--- BEGIN PROVIDED DATA ---

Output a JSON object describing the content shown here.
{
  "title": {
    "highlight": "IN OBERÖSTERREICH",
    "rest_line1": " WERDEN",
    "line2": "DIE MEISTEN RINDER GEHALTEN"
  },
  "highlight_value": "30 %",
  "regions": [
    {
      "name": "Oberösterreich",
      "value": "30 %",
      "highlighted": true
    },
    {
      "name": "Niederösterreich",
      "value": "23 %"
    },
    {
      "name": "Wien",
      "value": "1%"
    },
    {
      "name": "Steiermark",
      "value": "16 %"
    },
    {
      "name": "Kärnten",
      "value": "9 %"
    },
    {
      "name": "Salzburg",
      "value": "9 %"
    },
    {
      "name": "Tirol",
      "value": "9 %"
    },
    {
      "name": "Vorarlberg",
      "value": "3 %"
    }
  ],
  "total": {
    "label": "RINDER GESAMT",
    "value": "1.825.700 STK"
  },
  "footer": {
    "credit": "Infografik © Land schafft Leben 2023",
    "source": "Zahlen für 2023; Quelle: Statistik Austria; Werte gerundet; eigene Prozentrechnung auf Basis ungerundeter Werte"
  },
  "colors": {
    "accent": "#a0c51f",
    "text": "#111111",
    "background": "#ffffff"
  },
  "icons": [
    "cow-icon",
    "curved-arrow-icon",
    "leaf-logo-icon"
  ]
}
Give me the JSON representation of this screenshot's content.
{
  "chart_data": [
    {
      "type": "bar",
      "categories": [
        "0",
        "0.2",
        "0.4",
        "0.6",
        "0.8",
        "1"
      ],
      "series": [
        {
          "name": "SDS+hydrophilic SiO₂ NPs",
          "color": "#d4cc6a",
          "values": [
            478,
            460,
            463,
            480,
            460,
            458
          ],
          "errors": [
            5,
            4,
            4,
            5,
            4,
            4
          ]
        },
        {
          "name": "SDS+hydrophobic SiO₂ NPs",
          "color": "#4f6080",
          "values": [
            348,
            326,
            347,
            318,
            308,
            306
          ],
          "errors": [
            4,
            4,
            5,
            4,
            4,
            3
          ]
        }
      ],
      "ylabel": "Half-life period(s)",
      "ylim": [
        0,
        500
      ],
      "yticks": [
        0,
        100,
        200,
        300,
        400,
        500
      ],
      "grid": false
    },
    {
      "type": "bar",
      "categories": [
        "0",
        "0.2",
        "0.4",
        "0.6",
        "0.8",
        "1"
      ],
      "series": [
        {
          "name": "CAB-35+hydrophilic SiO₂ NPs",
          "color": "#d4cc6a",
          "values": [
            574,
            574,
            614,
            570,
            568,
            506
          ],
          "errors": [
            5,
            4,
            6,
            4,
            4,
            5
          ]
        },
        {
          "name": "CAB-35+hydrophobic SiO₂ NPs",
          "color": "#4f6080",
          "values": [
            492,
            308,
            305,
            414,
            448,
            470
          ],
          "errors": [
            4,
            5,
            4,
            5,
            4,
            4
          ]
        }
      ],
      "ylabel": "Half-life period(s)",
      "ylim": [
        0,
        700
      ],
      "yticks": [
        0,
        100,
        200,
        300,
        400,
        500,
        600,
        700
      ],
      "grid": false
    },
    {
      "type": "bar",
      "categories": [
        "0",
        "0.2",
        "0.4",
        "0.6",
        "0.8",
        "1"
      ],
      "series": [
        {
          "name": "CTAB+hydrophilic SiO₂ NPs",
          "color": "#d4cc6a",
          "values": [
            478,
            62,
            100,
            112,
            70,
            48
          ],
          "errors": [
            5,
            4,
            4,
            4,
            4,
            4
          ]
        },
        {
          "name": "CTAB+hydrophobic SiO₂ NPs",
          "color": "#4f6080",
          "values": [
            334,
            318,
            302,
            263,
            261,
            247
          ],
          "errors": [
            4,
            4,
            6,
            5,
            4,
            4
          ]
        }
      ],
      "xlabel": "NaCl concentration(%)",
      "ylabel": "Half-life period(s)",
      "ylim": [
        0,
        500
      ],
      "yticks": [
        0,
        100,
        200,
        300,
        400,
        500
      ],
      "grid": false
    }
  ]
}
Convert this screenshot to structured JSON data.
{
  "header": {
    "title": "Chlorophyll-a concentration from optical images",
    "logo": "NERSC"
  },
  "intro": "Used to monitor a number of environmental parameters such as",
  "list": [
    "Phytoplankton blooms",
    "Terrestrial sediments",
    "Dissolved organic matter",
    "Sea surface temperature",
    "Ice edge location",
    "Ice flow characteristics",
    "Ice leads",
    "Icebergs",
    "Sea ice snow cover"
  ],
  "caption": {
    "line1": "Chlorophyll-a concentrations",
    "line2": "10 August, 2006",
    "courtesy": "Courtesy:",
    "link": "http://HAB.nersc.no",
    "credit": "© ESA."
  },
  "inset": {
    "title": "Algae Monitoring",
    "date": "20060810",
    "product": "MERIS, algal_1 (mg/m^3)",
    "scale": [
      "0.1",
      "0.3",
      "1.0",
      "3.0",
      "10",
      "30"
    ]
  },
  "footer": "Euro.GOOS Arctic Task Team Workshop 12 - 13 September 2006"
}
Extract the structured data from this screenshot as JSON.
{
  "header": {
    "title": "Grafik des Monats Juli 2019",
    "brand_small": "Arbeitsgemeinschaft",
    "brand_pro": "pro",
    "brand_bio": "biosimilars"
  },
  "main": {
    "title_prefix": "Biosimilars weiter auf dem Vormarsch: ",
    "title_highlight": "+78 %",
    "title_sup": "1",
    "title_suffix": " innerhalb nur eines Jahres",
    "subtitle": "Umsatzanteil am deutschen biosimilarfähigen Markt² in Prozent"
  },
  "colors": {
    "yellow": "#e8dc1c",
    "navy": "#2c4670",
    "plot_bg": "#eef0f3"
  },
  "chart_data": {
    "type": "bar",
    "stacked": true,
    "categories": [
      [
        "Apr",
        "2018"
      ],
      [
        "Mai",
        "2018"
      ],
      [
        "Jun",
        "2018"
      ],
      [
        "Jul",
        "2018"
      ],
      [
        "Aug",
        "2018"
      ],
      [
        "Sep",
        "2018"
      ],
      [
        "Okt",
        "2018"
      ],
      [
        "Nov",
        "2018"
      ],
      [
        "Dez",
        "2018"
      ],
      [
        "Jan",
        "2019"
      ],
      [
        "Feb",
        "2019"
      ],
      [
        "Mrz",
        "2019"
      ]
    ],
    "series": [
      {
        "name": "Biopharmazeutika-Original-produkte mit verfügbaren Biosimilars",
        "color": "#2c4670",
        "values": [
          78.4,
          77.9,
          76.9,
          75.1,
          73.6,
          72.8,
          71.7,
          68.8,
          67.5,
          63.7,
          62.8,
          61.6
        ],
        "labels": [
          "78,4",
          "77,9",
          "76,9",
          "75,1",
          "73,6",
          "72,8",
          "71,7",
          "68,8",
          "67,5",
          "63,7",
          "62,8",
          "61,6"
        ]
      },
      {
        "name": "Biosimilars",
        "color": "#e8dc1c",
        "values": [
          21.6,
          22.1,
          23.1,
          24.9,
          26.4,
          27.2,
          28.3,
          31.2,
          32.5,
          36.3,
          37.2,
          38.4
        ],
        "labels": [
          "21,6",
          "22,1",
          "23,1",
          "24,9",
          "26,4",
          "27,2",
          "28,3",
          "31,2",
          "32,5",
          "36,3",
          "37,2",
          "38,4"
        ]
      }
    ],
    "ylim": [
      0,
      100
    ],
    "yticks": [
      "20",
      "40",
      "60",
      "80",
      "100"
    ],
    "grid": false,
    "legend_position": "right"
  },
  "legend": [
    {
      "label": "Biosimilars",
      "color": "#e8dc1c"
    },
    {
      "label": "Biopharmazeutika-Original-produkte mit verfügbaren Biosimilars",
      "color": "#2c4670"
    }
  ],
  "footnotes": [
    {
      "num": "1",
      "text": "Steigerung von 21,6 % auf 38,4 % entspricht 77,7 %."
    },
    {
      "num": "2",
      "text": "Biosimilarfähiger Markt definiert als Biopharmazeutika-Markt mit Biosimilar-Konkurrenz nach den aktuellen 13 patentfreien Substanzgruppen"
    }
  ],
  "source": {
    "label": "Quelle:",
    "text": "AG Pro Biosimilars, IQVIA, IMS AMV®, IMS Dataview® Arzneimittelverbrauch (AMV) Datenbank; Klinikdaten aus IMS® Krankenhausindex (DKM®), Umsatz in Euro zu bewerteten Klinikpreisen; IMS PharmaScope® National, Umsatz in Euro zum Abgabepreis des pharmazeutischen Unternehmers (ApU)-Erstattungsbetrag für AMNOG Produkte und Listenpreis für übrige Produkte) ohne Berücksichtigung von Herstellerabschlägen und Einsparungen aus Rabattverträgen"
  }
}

--- END PROVIDED DATA ---

▶ DIRECTIVE: Identify each line of the material where the word "Quelle" shows up, and copy it.

▶ EXERCISE ANSWER:
    "source": "Zahlen für 2023; Quelle: Statistik Austria; Werte gerundet; eigene Prozentrechnung auf Basis ungerundeter Werte"
    "label": "Quelle:",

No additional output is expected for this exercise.